[AIM OF THE TASK]: From the records below, copy the lines that include "total".

[PROVIDED MATERIAL — start]

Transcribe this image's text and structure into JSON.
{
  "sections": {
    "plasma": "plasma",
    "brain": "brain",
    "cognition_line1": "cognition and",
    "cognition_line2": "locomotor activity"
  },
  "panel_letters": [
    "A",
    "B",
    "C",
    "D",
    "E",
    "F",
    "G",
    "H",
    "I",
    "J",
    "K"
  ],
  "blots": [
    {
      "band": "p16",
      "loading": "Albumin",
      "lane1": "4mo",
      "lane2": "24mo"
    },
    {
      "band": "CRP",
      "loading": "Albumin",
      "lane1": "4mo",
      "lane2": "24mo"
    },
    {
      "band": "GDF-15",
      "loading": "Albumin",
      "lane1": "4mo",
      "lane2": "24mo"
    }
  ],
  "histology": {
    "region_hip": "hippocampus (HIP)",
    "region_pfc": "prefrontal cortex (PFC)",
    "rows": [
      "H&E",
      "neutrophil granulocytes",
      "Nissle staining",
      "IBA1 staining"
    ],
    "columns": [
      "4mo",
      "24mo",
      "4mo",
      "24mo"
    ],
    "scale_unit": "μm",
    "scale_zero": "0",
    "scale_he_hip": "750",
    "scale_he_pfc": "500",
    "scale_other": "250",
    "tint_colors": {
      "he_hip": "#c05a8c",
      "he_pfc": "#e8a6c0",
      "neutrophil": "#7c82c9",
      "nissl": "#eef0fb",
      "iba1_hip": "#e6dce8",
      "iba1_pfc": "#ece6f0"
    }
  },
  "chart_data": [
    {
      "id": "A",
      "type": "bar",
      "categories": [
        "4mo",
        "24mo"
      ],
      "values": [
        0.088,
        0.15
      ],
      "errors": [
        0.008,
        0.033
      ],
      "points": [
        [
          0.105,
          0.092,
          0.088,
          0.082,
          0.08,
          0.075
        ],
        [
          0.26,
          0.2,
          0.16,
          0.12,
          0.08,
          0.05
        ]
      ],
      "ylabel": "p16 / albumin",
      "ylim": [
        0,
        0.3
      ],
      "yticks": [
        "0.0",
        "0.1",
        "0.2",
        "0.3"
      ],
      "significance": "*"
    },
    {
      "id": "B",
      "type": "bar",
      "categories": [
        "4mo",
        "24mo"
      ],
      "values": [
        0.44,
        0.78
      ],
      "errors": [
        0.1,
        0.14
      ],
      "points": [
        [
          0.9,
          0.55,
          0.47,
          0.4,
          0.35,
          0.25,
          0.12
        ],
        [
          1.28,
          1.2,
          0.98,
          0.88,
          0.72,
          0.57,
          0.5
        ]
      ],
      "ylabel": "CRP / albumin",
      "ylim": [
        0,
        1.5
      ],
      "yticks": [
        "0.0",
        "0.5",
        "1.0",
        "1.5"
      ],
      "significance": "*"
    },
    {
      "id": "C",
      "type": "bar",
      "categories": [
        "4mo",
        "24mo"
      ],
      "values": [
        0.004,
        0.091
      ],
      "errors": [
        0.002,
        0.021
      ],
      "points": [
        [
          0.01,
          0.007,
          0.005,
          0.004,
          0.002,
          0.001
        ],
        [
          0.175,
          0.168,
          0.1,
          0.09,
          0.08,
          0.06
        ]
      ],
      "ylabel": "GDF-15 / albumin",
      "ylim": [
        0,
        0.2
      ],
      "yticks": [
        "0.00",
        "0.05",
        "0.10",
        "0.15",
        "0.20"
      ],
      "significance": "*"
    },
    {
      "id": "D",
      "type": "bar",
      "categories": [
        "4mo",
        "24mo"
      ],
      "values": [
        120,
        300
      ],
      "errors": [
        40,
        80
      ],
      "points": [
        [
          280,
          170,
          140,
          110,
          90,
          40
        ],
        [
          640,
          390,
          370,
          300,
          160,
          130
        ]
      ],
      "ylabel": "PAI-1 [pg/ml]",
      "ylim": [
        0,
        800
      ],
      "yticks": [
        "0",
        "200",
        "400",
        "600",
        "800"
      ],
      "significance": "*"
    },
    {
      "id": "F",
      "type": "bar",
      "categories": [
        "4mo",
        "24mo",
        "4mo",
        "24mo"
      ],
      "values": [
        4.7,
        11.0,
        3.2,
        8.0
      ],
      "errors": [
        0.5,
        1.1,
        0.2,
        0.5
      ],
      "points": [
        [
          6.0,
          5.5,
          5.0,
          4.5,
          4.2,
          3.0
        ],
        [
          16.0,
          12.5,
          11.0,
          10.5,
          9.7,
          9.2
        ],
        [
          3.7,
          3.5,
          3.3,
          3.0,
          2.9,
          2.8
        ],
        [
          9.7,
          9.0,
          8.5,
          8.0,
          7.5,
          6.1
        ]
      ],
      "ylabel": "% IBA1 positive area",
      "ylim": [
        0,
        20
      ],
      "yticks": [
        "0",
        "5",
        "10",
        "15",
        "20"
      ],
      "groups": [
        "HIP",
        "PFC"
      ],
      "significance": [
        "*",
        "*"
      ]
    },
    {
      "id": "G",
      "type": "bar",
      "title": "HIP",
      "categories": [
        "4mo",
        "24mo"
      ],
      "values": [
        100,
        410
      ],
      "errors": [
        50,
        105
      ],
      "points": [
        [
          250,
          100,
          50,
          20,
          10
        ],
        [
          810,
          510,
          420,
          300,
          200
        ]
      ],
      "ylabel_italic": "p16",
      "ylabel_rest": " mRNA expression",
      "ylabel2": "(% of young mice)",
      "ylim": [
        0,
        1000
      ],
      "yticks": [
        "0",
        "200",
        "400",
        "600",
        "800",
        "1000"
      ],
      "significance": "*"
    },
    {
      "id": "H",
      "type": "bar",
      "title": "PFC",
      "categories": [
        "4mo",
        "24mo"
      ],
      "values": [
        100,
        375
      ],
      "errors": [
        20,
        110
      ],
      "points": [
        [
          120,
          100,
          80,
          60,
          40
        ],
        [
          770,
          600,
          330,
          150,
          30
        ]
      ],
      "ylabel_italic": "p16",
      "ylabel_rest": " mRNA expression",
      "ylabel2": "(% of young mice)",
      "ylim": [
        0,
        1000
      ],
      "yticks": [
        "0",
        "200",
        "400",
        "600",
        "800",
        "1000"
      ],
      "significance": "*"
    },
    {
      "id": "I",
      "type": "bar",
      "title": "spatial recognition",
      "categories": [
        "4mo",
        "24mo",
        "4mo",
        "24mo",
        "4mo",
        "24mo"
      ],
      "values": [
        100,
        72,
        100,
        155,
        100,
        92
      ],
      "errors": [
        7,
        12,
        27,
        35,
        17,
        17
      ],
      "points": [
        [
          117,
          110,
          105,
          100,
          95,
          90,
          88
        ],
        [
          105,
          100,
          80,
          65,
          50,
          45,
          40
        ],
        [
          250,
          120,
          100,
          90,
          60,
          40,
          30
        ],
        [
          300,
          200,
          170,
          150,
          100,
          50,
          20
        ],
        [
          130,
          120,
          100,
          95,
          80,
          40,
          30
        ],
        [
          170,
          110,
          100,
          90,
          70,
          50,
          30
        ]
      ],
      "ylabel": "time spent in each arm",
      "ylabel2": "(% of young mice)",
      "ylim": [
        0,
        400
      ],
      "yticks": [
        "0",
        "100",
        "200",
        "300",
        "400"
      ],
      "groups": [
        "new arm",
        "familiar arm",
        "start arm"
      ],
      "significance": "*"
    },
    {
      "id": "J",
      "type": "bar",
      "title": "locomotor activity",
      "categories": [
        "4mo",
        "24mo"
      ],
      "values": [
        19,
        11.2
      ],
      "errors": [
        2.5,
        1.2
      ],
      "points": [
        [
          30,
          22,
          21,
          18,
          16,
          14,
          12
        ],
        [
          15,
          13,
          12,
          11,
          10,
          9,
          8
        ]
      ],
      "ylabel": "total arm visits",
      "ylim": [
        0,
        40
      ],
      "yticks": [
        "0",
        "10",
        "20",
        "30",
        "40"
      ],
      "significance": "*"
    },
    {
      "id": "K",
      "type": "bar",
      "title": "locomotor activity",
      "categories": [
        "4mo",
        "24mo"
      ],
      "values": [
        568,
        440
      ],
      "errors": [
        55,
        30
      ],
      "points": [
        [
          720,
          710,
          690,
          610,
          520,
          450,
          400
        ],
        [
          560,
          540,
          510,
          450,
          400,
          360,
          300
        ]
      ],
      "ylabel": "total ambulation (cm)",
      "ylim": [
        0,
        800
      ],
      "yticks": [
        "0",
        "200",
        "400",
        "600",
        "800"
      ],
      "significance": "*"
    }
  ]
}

[PROVIDED MATERIAL — finish]

[TASK ANSWER]:
      "ylabel": "total arm visits",
      "ylabel": "total ambulation (cm)",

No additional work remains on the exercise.